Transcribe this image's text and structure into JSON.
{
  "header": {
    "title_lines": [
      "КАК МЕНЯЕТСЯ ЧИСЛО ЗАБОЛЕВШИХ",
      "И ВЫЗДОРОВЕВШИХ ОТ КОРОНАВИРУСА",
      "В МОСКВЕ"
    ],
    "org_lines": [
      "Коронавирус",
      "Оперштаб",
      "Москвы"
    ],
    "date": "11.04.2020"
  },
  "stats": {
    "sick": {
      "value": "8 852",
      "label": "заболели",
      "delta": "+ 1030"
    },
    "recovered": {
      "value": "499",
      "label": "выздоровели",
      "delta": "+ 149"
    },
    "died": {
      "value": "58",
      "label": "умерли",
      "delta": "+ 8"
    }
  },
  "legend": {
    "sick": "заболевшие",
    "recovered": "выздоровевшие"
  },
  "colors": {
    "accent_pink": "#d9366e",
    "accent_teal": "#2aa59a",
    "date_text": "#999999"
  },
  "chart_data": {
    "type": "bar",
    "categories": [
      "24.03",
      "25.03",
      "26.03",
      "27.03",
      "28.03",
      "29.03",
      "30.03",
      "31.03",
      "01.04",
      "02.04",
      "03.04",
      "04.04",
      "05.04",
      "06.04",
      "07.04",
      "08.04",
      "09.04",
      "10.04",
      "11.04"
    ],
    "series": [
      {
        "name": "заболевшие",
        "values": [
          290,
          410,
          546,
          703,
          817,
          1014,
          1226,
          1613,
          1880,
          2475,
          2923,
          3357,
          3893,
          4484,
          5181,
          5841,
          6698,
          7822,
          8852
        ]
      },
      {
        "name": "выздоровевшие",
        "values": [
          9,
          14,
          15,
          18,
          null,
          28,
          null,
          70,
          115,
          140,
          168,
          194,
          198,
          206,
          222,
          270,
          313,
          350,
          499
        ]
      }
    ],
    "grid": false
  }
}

• Exercise instructions
Copy each line holding the word "выздоровевшие" from the listing above.

• Worked solution
    "recovered": "выздоровевшие"
        "name": "выздоровевшие",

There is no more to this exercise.